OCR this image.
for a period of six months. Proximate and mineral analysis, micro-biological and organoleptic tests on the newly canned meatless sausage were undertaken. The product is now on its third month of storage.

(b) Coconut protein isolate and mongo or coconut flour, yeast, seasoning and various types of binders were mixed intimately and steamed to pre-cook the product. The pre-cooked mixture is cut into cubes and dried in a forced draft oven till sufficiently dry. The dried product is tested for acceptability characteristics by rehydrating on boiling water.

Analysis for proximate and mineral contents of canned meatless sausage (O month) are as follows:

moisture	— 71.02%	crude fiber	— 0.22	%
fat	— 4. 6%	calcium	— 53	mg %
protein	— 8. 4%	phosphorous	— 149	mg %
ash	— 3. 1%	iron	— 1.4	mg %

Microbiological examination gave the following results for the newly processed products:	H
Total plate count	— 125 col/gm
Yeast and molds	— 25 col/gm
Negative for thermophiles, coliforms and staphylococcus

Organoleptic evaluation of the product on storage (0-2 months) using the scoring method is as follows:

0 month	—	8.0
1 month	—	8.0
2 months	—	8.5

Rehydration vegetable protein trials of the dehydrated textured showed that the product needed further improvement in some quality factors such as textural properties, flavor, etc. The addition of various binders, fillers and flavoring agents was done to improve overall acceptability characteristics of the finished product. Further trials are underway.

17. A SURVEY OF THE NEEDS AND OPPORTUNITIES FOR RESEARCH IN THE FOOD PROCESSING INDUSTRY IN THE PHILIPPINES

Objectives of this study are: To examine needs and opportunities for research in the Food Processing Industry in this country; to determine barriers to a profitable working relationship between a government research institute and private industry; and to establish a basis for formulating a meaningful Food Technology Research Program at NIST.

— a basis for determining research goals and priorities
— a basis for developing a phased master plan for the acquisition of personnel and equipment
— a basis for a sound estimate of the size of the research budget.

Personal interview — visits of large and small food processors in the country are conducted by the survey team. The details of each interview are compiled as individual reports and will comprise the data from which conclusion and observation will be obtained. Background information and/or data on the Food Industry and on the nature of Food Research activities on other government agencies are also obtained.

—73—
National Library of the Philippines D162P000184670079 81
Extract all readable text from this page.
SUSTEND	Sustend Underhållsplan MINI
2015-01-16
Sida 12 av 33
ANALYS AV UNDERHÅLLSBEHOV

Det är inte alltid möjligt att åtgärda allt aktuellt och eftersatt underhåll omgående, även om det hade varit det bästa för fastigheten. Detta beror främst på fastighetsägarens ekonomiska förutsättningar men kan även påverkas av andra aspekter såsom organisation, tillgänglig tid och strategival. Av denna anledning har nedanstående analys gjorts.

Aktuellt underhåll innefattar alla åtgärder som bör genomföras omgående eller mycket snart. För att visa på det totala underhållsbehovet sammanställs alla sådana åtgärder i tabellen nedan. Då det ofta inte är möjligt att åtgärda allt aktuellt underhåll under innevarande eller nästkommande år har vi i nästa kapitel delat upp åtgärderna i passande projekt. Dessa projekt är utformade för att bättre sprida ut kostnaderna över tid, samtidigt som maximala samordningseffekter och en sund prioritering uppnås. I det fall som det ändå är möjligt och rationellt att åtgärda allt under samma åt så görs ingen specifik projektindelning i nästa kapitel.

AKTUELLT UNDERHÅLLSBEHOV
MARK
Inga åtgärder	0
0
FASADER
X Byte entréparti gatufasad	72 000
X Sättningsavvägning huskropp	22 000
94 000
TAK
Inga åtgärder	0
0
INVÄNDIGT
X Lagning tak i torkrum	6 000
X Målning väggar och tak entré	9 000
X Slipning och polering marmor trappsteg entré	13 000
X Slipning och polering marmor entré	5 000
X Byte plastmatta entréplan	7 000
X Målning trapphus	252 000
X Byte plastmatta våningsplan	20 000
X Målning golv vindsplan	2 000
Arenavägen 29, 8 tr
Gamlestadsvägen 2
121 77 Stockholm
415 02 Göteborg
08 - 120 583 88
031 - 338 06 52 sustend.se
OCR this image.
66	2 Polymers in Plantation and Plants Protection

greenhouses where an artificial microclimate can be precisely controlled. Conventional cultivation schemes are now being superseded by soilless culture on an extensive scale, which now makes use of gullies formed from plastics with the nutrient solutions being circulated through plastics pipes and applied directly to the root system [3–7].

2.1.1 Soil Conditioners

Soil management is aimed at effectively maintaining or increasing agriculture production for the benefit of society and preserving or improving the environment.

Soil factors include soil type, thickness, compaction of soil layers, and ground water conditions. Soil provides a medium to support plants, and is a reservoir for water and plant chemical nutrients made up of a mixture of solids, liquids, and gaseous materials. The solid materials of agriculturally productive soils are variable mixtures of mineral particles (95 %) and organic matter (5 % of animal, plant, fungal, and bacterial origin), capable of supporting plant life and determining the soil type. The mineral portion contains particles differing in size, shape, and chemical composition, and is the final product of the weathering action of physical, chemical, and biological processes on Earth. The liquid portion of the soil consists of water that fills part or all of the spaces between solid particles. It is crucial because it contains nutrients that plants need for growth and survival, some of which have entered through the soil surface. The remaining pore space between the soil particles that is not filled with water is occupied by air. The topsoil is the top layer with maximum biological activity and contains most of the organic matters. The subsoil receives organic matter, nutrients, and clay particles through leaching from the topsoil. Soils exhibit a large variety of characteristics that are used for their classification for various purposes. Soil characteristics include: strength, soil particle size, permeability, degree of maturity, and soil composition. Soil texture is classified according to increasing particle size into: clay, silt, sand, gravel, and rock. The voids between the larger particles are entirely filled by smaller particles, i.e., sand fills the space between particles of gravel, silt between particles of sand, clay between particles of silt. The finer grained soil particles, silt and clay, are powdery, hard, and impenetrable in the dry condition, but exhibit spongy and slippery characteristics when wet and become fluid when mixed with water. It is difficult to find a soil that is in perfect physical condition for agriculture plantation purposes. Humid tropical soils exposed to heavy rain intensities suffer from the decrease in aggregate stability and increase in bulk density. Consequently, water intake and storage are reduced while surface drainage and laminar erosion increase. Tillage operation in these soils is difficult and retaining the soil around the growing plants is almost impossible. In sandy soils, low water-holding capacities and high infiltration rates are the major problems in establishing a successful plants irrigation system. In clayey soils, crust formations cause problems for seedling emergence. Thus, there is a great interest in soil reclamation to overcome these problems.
::::
__Task description__
Where the word "polering" is present in a line of the listing, copy that line.

__The answer__
X Slipning och polering marmor trappsteg entré	13 000
X Slipning och polering marmor entré	5 000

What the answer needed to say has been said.